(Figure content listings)
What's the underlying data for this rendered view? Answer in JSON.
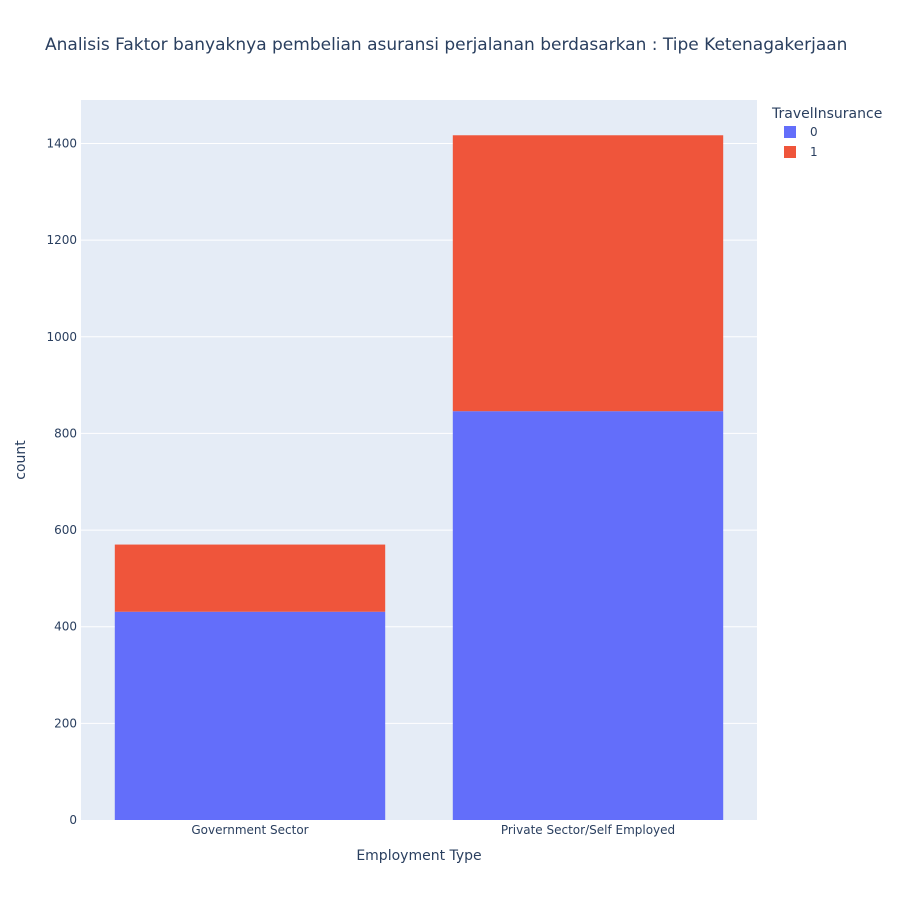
{
  "chart_data": {
    "type": "bar",
    "stacked": true,
    "title": "Analisis Faktor banyaknya pembelian asuransi perjalanan berdasarkan : Tipe Ketenagakerjaan",
    "xlabel": "Employment Type",
    "ylabel": "count",
    "categories": [
      "Government Sector",
      "Private Sector/Self Employed"
    ],
    "series": [
      {
        "name": "0",
        "values": [
          431,
          846
        ],
        "color": "#636efa"
      },
      {
        "name": "1",
        "values": [
          139,
          571
        ],
        "color": "#ef553b"
      }
    ],
    "ylim": [
      0,
      1490
    ],
    "yticks": [
      0,
      200,
      400,
      600,
      800,
      1000,
      1200,
      1400
    ],
    "grid": true,
    "plot_background": "#e5ecf6",
    "legend": {
      "title": "TravelInsurance",
      "placement": "top-right"
    }
  }
}
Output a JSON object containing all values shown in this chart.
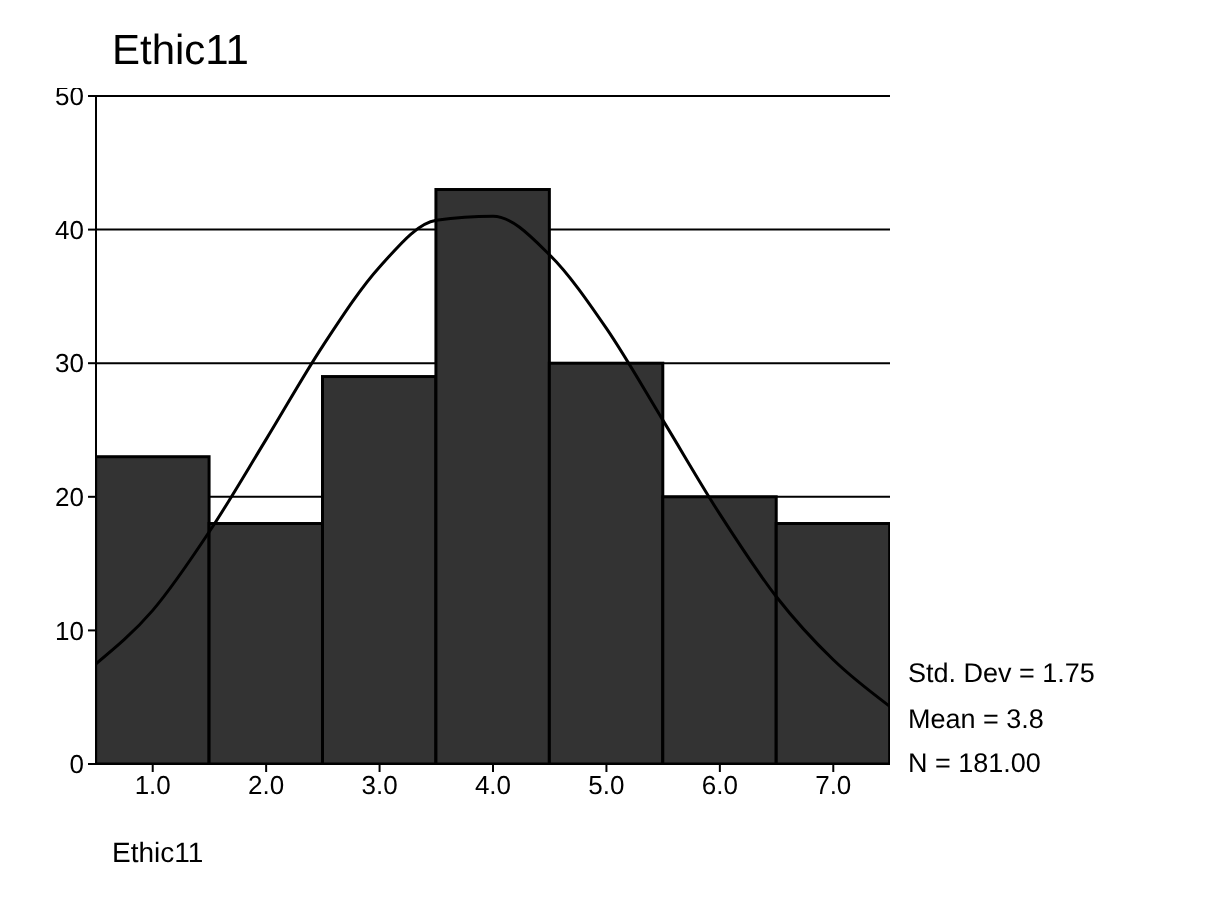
{
  "chart_data": {
    "type": "histogram",
    "title": "Ethic11",
    "xlabel": "Ethic11",
    "bins": [
      0.5,
      1.5,
      2.5,
      3.5,
      4.5,
      5.5,
      6.5,
      7.5
    ],
    "values": [
      23,
      18,
      29,
      43,
      30,
      20,
      18
    ],
    "color": "#333333",
    "series": [
      {
        "type": "line",
        "color": "#000000",
        "x": [
          0.5,
          1,
          1.5,
          2,
          2.5,
          3,
          3.5,
          4,
          4.5,
          5,
          5.5,
          6,
          6.5,
          7,
          7.5
        ],
        "values": [
          7.5,
          11.5,
          17.4,
          24.3,
          31.3,
          37.2,
          40.7,
          41,
          38.1,
          32.6,
          25.7,
          18.7,
          12.5,
          7.8,
          4.3
        ]
      }
    ],
    "xlim": [
      0.5,
      7.5
    ],
    "xticks": [
      {
        "value": 1,
        "label": "1.0"
      },
      {
        "value": 2,
        "label": "2.0"
      },
      {
        "value": 3,
        "label": "3.0"
      },
      {
        "value": 4,
        "label": "4.0"
      },
      {
        "value": 5,
        "label": "5.0"
      },
      {
        "value": 6,
        "label": "6.0"
      },
      {
        "value": 7,
        "label": "7.0"
      }
    ],
    "ylim": [
      0,
      50
    ],
    "yticks": [
      0,
      10,
      20,
      30,
      40,
      50
    ],
    "grid": "y",
    "legend": false,
    "marker": "none",
    "line_style": "solid",
    "annotations": [
      "Std. Dev = 1.75",
      "Mean = 3.8",
      "N = 181.00"
    ]
  }
}
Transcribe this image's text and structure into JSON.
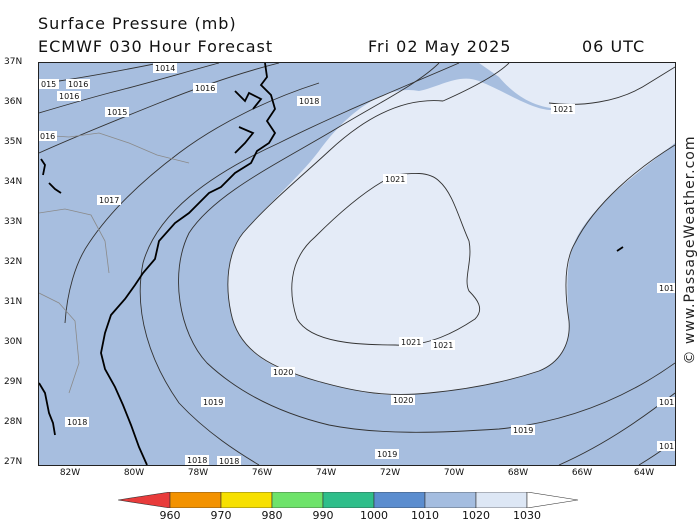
{
  "header": {
    "title": "Surface Pressure (mb)",
    "model": "ECMWF 030 Hour Forecast",
    "date": "Fri 02 May 2025",
    "time": "06 UTC"
  },
  "credit": "© www.PassageWeather.com",
  "lat_labels": [
    "37N",
    "36N",
    "35N",
    "34N",
    "33N",
    "32N",
    "31N",
    "30N",
    "29N",
    "28N",
    "27N"
  ],
  "lon_labels": [
    "82W",
    "80W",
    "78W",
    "76W",
    "74W",
    "72W",
    "70W",
    "68W",
    "66W",
    "64W"
  ],
  "colorbar": {
    "ticks": [
      "960",
      "970",
      "980",
      "990",
      "1000",
      "1010",
      "1020",
      "1030"
    ],
    "colors": [
      "#e83b3b",
      "#f39200",
      "#f7e000",
      "#6ee36a",
      "#2fbe8a",
      "#5b8dcf",
      "#a4bde0",
      "#dde7f5"
    ]
  },
  "fill_colors": {
    "land": "#a7bedf",
    "high": "#e4ebf7",
    "coast": "#000000",
    "state_border": "#888888"
  },
  "isobars": [
    {
      "label": "1014"
    },
    {
      "label": "1015"
    },
    {
      "label": "1016"
    },
    {
      "label": "1017"
    },
    {
      "label": "1018"
    },
    {
      "label": "1019"
    },
    {
      "label": "1020"
    },
    {
      "label": "1021"
    },
    {
      "label": "101"
    }
  ],
  "isobar_labels": {
    "l1014": "1014",
    "l1015a": "015",
    "l1016a": "1016",
    "l1016b": "1016",
    "l1016c": "1016",
    "l1015b": "1015",
    "l1018a": "1018",
    "l1018b": "1018",
    "l1018c": "1018",
    "l1018d": "1018",
    "l1017": "1017",
    "l1019a": "1019",
    "l1019b": "1019",
    "l1019c": "1019",
    "l1020a": "1020",
    "l1020b": "1020",
    "l1021a": "1021",
    "l1021b": "1021",
    "l1021c": "1021",
    "l1021d": "1021",
    "l101a": "101",
    "l101b": "101",
    "l101c": "101",
    "l1016d": "016"
  }
}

Given instruction:
Quote every line word for word and keep the images out of the copy.

Complete output:
What's the underlying data for this rendered view? Answer in JSON.
{
  "chart_data": {
    "type": "bar",
    "stacked": true,
    "title": "Analisis Faktor banyaknya pembelian asuransi perjalanan berdasarkan : Tipe Ketenagakerjaan",
    "xlabel": "Employment Type",
    "ylabel": "count",
    "categories": [
      "Government Sector",
      "Private Sector/Self Employed"
    ],
    "series": [
      {
        "name": "0",
        "values": [
          431,
          846
        ],
        "color": "#636efa"
      },
      {
        "name": "1",
        "values": [
          139,
          571
        ],
        "color": "#ef553b"
      }
    ],
    "ylim": [
      0,
      1490
    ],
    "yticks": [
      0,
      200,
      400,
      600,
      800,
      1000,
      1200,
      1400
    ],
    "grid": true,
    "plot_background": "#e5ecf6",
    "legend": {
      "title": "TravelInsurance",
      "placement": "top-right"
    }
  }
}
Output a JSON object containing all values shown in this chart.
{
  "chart_data": {
    "type": "histogram",
    "title": "Ethic11",
    "xlabel": "Ethic11",
    "bins": [
      0.5,
      1.5,
      2.5,
      3.5,
      4.5,
      5.5,
      6.5,
      7.5
    ],
    "values": [
      23,
      18,
      29,
      43,
      30,
      20,
      18
    ],
    "color": "#333333",
    "series": [
      {
        "type": "line",
        "color": "#000000",
        "x": [
          0.5,
          1,
          1.5,
          2,
          2.5,
          3,
          3.5,
          4,
          4.5,
          5,
          5.5,
          6,
          6.5,
          7,
          7.5
        ],
        "values": [
          7.5,
          11.5,
          17.4,
          24.3,
          31.3,
          37.2,
          40.7,
          41,
          38.1,
          32.6,
          25.7,
          18.7,
          12.5,
          7.8,
          4.3
        ]
      }
    ],
    "xlim": [
      0.5,
      7.5
    ],
    "xticks": [
      {
        "value": 1,
        "label": "1.0"
      },
      {
        "value": 2,
        "label": "2.0"
      },
      {
        "value": 3,
        "label": "3.0"
      },
      {
        "value": 4,
        "label": "4.0"
      },
      {
        "value": 5,
        "label": "5.0"
      },
      {
        "value": 6,
        "label": "6.0"
      },
      {
        "value": 7,
        "label": "7.0"
      }
    ],
    "ylim": [
      0,
      50
    ],
    "yticks": [
      0,
      10,
      20,
      30,
      40,
      50
    ],
    "grid": "y",
    "legend": false,
    "marker": "none",
    "line_style": "solid",
    "annotations": [
      "Std. Dev = 1.75",
      "Mean = 3.8",
      "N = 181.00"
    ]
  }
}
Transcribe this image's text and structure into JSON.
{
  "header": {
    "title": "Surface Pressure (mb)",
    "model": "ECMWF 030 Hour Forecast",
    "date": "Fri 02 May 2025",
    "time": "06 UTC"
  },
  "credit": "© www.PassageWeather.com",
  "lat_labels": [
    "37N",
    "36N",
    "35N",
    "34N",
    "33N",
    "32N",
    "31N",
    "30N",
    "29N",
    "28N",
    "27N"
  ],
  "lon_labels": [
    "82W",
    "80W",
    "78W",
    "76W",
    "74W",
    "72W",
    "70W",
    "68W",
    "66W",
    "64W"
  ],
  "colorbar": {
    "ticks": [
      "960",
      "970",
      "980",
      "990",
      "1000",
      "1010",
      "1020",
      "1030"
    ],
    "colors": [
      "#e83b3b",
      "#f39200",
      "#f7e000",
      "#6ee36a",
      "#2fbe8a",
      "#5b8dcf",
      "#a4bde0",
      "#dde7f5"
    ]
  },
  "fill_colors": {
    "land": "#a7bedf",
    "high": "#e4ebf7",
    "coast": "#000000",
    "state_border": "#888888"
  },
  "isobars": [
    {
      "label": "1014"
    },
    {
      "label": "1015"
    },
    {
      "label": "1016"
    },
    {
      "label": "1017"
    },
    {
      "label": "1018"
    },
    {
      "label": "1019"
    },
    {
      "label": "1020"
    },
    {
      "label": "1021"
    },
    {
      "label": "101"
    }
  ],
  "isobar_labels": {
    "l1014": "1014",
    "l1015a": "015",
    "l1016a": "1016",
    "l1016b": "1016",
    "l1016c": "1016",
    "l1015b": "1015",
    "l1018a": "1018",
    "l1018b": "1018",
    "l1018c": "1018",
    "l1018d": "1018",
    "l1017": "1017",
    "l1019a": "1019",
    "l1019b": "1019",
    "l1019c": "1019",
    "l1020a": "1020",
    "l1020b": "1020",
    "l1021a": "1021",
    "l1021b": "1021",
    "l1021c": "1021",
    "l1021d": "1021",
    "l101a": "101",
    "l101b": "101",
    "l101c": "101",
    "l1016d": "016"
  }
}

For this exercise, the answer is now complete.